Participants’ pupil size variation ratings from the average baseline during task development.

5 Discussion

In summary the results of the experiment showed that performance was negatively affected by overall task-load increased in every experimental condition, but we found that the participants experienced their greatest difficulty with performance in correspondence with the highest rate of change for the task load in each experimental condition. On the other hand, our physiological index, pupil size, also increased as task-load increased in every experimental condition but was not significantly affected by the rate of change in task load with the exception of the results recorded for experimental condition 1, where the highest dilation change matches the task-load change peak point. Finally, regarding subjective perception of mental workload, we did not find any differences between experimental conditions, as it increases linearly through intervals in every condition.

Hence, considering our results, we found a triple association, which means that the three measures of mental workload reflected this construct successfully. However, it is also true that we found differences in the way each measure evolved through intervals:

  • Our performance index reflected successfully task demand increase through intervals, but it also appeared to be sensitive to abrupt changes in task demands independently of the timing when this abrupt change took place. In other words, our performance measure seemed to be sensitive to abrupt changes at all times, that is, regardless of the current level of task demand.

  • Our subjective index, on the other hand, seemed to be sensitive to task-load change, but was not sensitive to task-load rate of change regardless of the moment in which the abrupt change in task demand took place. We can appreciate in our results that subjective perceptions of mental workload increased linearly in every experimental condition with no abrupt changes through intervals. In other words, our subjective measure of mental workload seemed to be more sensitive to the absolute level of task demand than to task-load rate of change.

  • Regarding our physiological index, our results showed that it was sensitive to task-load change as pupil size dilated through intervals. However, the key finding of this research is that pupil size index was also sensitive to abrupt changes in task demand but only when the abrupt change took place in a low task demand situation (experimental condition 1): we can see that during the “early task-load change peak condition” pupil size greatly increased from interval 1 to 2, that is, when the abrupt change in task-load occurs.

Considering the evolution of the different measures explained above, and in line with what Muñoz-de-Escalona & Cañas (2019) found in their previous research, we have seen that some measures are more sensitive to the absolute level of task demands regardless of task-load rate of change and some others, are more sensitive to abrupt changes in task-load levels. However, it was also found that pupil dilation might be able to reflect abrupt changes in task demand under low task-load circumstances. Therefore, this results confirmed our hypothesis that there would be higher divergences between mental workload measures when an abrupt increase in task-load occurs during low mental workload situations: pupil size measure overreacted to that sudden change in task-load, while performance impairment also increased but not that sharply and subjective perceptions did it in a much smoother way. However, when the abrupt increase in task demand occurred with medium and high mental workload values, pupil size did not increase abruptly, while performance kept showing the effect of the abrupt change in task demands. And subjective perception of mental workload increased as the absolute value of task load increased but was not affected by any abrupt change in task demand. These results can be explained under resource theories. When mental workload is low, there are plenty of mental resources available to provide to cope with an abrupt increase of task demand. However, when workload level is higher, the absolute pool of mental resources could be running out and there would not be many more resources available to be assigned to the task to cope with the abrupt change in task demands. Therefore, human organism can mobilize much more resources in low task demand situations than in higher task demand situations in which the organism will try to save resources as they are more limited and can be depleted. This effect of the abrupt change in task demands is well reflected by the performance of the participants in the task. However, an additional factor we must consider is the fact that the pupil is a muscle and it has a dilation range, so that, when it approximates its limit it will not be able to continue increasing and that would also contribute to the way it is able or not to reflect changes in mental workload. Hence, this could be a contributing reason why pupil size only was able to reflect the abrupt change in task demand during low mental workload condition.
◇ ◇ ◇
_OBJECTIVE 1_.
Do these statements agree with the discussion of mental workload measures? For each, answer yes or no and quote the deciding words of the discussion exactly. (a) Subjective perceptions of mental workload increased linearly in every experimental condition. (b) Pupil size greatly increased from interval 1 to 2 during the late task-load change peak condition. (c) Subjective perception of mental workload differed between experimental conditions.
The entries that follow have no connection to the discussion of mental workload measures.

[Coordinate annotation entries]
◇ ◇ ◇
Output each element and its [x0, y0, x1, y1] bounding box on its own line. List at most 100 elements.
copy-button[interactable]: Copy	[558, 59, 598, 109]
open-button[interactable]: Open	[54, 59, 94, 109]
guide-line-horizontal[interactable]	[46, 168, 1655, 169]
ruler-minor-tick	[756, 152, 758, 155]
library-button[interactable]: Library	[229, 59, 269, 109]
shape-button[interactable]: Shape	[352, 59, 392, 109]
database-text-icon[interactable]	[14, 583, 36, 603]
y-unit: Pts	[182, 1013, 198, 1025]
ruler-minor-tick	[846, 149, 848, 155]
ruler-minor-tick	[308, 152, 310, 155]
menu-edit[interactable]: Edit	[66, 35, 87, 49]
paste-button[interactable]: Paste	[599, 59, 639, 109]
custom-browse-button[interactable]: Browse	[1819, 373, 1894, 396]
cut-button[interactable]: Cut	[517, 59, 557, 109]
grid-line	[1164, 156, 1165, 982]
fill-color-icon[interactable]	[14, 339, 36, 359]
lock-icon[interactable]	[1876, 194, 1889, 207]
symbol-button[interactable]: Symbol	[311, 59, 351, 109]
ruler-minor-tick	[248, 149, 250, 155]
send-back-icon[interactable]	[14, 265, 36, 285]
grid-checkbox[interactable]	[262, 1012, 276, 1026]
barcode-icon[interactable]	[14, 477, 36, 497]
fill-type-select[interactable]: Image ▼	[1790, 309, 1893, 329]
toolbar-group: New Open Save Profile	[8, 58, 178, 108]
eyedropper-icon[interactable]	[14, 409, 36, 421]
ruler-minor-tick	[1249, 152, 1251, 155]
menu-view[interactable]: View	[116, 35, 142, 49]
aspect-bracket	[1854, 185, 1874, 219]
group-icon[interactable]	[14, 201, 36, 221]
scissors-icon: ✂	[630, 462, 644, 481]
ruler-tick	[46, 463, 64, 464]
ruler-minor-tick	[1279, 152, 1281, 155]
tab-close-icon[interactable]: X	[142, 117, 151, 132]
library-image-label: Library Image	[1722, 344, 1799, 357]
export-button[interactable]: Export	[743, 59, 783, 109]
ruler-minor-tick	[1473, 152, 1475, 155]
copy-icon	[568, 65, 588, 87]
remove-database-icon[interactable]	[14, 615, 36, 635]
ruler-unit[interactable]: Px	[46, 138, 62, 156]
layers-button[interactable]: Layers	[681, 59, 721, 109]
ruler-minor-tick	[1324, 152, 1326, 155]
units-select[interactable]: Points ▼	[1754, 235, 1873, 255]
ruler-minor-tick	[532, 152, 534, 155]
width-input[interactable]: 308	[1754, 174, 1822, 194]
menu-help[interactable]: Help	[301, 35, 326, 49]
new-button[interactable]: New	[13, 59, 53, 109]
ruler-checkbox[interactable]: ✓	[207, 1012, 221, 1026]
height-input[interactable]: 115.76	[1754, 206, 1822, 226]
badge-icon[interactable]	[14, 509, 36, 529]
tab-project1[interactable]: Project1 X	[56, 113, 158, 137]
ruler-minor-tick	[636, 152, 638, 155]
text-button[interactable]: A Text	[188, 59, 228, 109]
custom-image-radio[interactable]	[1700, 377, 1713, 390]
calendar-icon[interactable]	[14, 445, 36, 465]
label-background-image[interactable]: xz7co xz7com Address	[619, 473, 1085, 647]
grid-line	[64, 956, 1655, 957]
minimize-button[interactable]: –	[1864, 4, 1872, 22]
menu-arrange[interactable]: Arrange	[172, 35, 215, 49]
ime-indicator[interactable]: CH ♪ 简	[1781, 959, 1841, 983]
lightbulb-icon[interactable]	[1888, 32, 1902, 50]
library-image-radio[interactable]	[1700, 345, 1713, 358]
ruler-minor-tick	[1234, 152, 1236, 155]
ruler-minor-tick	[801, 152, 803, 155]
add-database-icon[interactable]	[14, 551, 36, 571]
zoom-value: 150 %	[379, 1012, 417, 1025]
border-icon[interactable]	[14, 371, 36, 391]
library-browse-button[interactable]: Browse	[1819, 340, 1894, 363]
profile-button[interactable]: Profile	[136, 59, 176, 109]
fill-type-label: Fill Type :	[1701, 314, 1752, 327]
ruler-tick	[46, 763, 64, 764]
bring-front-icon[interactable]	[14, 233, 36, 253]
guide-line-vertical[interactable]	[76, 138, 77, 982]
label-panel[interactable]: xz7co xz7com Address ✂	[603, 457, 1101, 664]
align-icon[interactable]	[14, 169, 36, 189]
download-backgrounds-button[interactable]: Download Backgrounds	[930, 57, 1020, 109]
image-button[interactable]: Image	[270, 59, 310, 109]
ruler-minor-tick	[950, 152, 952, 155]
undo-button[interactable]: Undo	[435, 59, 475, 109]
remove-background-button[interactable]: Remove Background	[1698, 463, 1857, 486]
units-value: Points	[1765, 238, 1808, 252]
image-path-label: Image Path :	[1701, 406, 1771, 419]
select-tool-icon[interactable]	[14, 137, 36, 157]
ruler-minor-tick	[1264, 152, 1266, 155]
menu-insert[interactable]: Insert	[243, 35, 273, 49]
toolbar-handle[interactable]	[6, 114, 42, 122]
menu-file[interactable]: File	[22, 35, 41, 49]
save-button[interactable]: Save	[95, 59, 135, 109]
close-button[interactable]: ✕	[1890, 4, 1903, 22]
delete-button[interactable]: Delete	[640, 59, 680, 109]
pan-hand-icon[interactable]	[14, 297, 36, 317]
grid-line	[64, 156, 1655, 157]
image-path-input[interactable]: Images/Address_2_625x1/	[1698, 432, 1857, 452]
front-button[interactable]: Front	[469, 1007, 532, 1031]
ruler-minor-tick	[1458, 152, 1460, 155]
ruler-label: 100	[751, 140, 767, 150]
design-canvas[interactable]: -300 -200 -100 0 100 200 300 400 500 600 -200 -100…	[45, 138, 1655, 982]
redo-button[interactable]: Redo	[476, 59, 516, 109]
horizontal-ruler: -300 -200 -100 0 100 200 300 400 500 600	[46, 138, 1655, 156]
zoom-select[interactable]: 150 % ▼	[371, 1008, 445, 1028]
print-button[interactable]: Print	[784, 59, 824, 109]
◇ ◇ ◇
_OBJECTIVE 2_.
How would you change the entries that open at their start and close with the line containing "152, 310, 155]", replacing "ruler-minor-tick" with "ruler-small-tick" and leaving everything else the same?

_WORKED ANSWER 1_.
(a) Yes: "subjective perceptions of mental workload increased linearly in every experimental condition with no abrupt changes through intervals."
(b) No: "during the “early task-load change peak condition” pupil size greatly increased from interval 1 to 2"
(c) No: "we did not find any differences between experimental conditions"

_WORKED ANSWER 2_.
Output each element and its [x0, y0, x1, y1] bounding box on its own line. List at most 100 elements.
copy-button[interactable]: Copy	[558, 59, 598, 109]
open-button[interactable]: Open	[54, 59, 94, 109]
guide-line-horizontal[interactable]	[46, 168, 1655, 169]
ruler-small-tick	[756, 152, 758, 155]
library-button[interactable]: Library	[229, 59, 269, 109]
shape-button[interactable]: Shape	[352, 59, 392, 109]
database-text-icon[interactable]	[14, 583, 36, 603]
y-unit: Pts	[182, 1013, 198, 1025]
ruler-small-tick	[846, 149, 848, 155]
ruler-small-tick	[308, 152, 310, 155]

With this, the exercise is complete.